(Exercise text begins)

Starting 1 Apr we all start the new year (1989) starting
the new deductibles then. Now 1989 will be a short year, only
from 1 Apr to Dec 31 1989.
Therefore think of 1988 as from 1 Jan 88 to Mar 1989
and 1989 from 1 Apr to 31 Dec 1989.
(1990 therefore is planned to start on 1 Jan 90).
|
636.86 | Not the way I read the mailing... | YUPPIE::COLE | The TOUGH survive the bleeding edge! | Tue Feb 07 1989 16:12 | 15 |
| RE: .85
According the latest mailing I just got, with all the forms, your
deductible "deduction" is NOT right!
Page 5, paragraph labeled "Annual Deductible" says:
".... Because of the increase, if you have already satisfied your
deductible as of April 1, 1989, you will have to pay an additional $25 as an
individual or up to $75 as a family....."
That says to me the deductible reset to 0 on 1 Jan, and gets a
"kicker" in April 1.
|
636.87 | Deductable started Jan. 1 | NOTIME::SACKS | Gerald Sacks ZKO2-3/N30 DTN:381-2085 | Wed Feb 08 1989 11:50 | 2 |
| Yes, I can vouch that the deductable began 1-Jan-1989. Just got a check
for $2.40 (80% of expenses beyond the deductable).

(Exercise text ends)

◆ **Instructions for the task**: Copy the passage of the deductible discussion above word for word, starting at "That says to" and ending at "beyond the deductable).".

(Records begins)

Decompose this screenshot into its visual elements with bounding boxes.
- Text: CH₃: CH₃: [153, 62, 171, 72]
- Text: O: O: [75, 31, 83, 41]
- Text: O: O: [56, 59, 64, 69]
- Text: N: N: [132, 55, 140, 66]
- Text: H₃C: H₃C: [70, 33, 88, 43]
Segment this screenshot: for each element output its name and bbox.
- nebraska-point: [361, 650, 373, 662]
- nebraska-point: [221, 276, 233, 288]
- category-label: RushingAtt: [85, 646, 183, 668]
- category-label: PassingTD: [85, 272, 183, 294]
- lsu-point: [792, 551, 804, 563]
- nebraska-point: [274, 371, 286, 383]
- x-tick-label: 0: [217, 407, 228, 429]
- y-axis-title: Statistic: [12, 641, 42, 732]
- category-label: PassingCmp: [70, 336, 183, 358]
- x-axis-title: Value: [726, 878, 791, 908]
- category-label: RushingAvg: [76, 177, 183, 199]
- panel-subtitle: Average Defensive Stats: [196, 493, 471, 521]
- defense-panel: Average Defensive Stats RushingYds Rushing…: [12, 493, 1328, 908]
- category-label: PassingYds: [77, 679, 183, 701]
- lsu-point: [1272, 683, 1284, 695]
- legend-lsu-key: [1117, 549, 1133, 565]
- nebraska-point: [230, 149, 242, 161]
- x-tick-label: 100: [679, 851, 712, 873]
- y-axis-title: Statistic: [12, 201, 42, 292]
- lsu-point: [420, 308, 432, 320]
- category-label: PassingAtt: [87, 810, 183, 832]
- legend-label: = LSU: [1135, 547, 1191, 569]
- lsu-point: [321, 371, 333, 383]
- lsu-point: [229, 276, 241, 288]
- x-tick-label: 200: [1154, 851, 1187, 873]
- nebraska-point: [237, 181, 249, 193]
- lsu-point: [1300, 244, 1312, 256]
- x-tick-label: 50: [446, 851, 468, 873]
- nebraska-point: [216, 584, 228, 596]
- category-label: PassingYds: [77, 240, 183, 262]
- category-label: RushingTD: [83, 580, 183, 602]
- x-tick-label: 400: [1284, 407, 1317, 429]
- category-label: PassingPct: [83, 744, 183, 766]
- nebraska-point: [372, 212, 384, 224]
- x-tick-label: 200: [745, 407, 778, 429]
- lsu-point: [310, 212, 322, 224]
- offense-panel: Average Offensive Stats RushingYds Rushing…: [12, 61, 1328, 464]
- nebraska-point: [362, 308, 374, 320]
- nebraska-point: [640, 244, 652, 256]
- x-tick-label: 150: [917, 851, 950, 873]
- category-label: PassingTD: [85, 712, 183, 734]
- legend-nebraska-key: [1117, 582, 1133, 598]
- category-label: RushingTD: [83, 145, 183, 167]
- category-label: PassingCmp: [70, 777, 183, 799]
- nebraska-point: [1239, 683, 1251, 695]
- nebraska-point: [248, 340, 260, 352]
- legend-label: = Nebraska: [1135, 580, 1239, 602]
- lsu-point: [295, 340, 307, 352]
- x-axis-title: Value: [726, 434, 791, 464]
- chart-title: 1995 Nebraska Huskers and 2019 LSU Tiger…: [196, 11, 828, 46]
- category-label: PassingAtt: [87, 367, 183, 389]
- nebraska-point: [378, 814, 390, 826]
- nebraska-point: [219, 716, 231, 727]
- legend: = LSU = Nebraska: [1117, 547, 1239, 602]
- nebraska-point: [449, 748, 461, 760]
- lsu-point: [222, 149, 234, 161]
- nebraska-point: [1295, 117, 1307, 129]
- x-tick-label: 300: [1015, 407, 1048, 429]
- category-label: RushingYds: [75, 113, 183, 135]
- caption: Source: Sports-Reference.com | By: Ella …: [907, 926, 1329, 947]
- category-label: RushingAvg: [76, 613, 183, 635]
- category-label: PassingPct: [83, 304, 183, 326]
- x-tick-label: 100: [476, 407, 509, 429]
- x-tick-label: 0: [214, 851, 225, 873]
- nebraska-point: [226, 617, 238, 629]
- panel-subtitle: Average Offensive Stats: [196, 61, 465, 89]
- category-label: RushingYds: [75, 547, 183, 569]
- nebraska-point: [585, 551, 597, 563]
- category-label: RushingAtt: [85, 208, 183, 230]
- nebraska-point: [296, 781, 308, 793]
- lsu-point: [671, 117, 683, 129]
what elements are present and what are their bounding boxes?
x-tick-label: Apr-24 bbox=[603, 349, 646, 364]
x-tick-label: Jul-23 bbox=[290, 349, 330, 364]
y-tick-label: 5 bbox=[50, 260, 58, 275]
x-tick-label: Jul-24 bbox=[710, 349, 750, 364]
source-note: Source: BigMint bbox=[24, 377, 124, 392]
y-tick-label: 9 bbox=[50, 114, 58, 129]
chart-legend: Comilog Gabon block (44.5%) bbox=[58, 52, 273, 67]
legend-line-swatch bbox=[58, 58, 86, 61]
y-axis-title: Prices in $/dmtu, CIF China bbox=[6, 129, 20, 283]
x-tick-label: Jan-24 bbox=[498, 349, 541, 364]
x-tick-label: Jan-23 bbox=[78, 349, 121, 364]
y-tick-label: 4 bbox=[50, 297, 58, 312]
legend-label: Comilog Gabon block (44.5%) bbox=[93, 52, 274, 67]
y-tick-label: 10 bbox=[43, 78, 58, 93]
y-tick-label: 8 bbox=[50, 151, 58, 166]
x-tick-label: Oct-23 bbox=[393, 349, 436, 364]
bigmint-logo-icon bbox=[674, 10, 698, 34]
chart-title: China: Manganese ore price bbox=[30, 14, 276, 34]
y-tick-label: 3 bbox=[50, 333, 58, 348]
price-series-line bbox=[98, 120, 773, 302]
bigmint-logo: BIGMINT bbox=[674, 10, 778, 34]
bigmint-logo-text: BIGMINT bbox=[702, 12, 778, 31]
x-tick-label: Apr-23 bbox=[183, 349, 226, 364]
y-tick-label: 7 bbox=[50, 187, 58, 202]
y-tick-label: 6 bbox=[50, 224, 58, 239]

(Records ends)

◆ **Reply**:
That says to me the deductible reset to 0 on 1 Jan, and gets a
"kicker" in April 1.
|
636.87 | Deductable started Jan. 1 | NOTIME::SACKS | Gerald Sacks ZKO2-3/N30 DTN:381-2085 | Wed Feb 08 1989 11:50 | 2 |
| Yes, I can vouch that the deductable began 1-Jan-1989. Just got a check
for $2.40 (80% of expenses beyond the deductable).